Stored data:
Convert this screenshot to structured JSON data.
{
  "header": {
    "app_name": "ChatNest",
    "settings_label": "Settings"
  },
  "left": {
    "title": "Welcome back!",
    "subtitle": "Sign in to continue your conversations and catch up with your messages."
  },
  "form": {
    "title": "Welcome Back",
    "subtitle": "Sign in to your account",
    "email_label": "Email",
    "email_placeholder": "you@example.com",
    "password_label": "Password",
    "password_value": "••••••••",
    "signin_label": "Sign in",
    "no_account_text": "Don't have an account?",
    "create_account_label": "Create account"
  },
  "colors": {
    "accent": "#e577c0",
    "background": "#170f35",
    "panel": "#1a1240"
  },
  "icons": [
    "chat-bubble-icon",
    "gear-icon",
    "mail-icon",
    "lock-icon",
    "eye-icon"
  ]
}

What is required.
Figure out how many lines of the data above include "Welcome", then give the number and nothing more.

Worked answer.
2